* THE REQUEST *
Would you output the whole listing below, exactly as it reads?

* RECORDS TO USE *
○ ○ ○

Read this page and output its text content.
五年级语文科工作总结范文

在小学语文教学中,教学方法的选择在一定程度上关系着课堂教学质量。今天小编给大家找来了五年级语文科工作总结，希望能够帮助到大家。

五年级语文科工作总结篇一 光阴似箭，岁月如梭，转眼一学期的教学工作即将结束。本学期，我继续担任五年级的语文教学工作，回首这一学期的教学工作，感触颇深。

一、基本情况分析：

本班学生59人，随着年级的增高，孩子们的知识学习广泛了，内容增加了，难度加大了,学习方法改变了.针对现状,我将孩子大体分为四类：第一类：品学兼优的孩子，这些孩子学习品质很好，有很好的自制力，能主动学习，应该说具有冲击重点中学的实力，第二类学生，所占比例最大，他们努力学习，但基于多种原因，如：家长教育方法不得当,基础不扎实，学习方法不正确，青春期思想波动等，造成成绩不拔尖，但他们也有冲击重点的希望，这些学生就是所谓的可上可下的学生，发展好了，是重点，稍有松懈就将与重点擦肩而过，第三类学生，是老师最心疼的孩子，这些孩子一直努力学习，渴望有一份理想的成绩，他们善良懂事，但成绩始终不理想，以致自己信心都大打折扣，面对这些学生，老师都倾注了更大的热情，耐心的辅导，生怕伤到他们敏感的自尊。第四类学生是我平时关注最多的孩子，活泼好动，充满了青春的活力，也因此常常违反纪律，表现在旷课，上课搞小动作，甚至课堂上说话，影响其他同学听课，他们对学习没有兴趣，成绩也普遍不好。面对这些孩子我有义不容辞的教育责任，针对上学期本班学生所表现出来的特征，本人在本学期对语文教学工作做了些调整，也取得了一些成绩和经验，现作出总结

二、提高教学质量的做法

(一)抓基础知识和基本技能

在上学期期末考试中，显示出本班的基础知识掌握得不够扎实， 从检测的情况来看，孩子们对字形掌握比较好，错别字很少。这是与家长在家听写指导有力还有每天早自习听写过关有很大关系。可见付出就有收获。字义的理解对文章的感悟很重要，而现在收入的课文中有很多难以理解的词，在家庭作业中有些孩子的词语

○ ○ ○

* RESULT OF THIS TASK *
Read this page and output its text content.
五年级语文科工作总结范文

在小学语文教学中,教学方法的选择在一定程度上关系着课堂教学质量。今天小编给大家找来了五年级语文科工作总结，希望能够帮助到大家。

五年级语文科工作总结篇一 光阴似箭，岁月如梭，转眼一学期的教学工作即将结束。本学期，我继续担任五年级的语文教学工作，回首这一学期的教学工作，感触颇深。

一、基本情况分析：

本班学生59人，随着年级的增高，孩子们的知识学习广泛了，内容增加了，难度加大了,学习方法改变了.针对现状,我将孩子大体分为四类：第一类：品学兼优的孩子，这些孩子学习品质很好，有很好的自制力，能主动学习，应该说具有冲击重点中学的实力，第二类学生，所占比例最大，他们努力学习，但基于多种原因，如：家长教育方法不得当,基础不扎实，学习方法不正确，青春期思想波动等，造成成绩不拔尖，但他们也有冲击重点的希望，这些学生就是所谓的可上可下的学生，发展好了，是重点，稍有松懈就将与重点擦肩而过，第三类学生，是老师最心疼的孩子，这些孩子一直努力学习，渴望有一份理想的成绩，他们善良懂事，但成绩始终不理想，以致自己信心都大打折扣，面对这些学生，老师都倾注了更大的热情，耐心的辅导，生怕伤到他们敏感的自尊。第四类学生是我平时关注最多的孩子，活泼好动，充满了青春的活力，也因此常常违反纪律，表现在旷课，上课搞小动作，甚至课堂上说话，影响其他同学听课，他们对学习没有兴趣，成绩也普遍不好。面对这些孩子我有义不容辞的教育责任，针对上学期本班学生所表现出来的特征，本人在本学期对语文教学工作做了些调整，也取得了一些成绩和经验，现作出总结

二、提高教学质量的做法

(一)抓基础知识和基本技能

在上学期期末考试中，显示出本班的基础知识掌握得不够扎实， 从检测的情况来看，孩子们对字形掌握比较好，错别字很少。这是与家长在家听写指导有力还有每天早自习听写过关有很大关系。可见付出就有收获。字义的理解对文章的感悟很重要，而现在收入的课文中有很多难以理解的词，在家庭作业中有些孩子的词语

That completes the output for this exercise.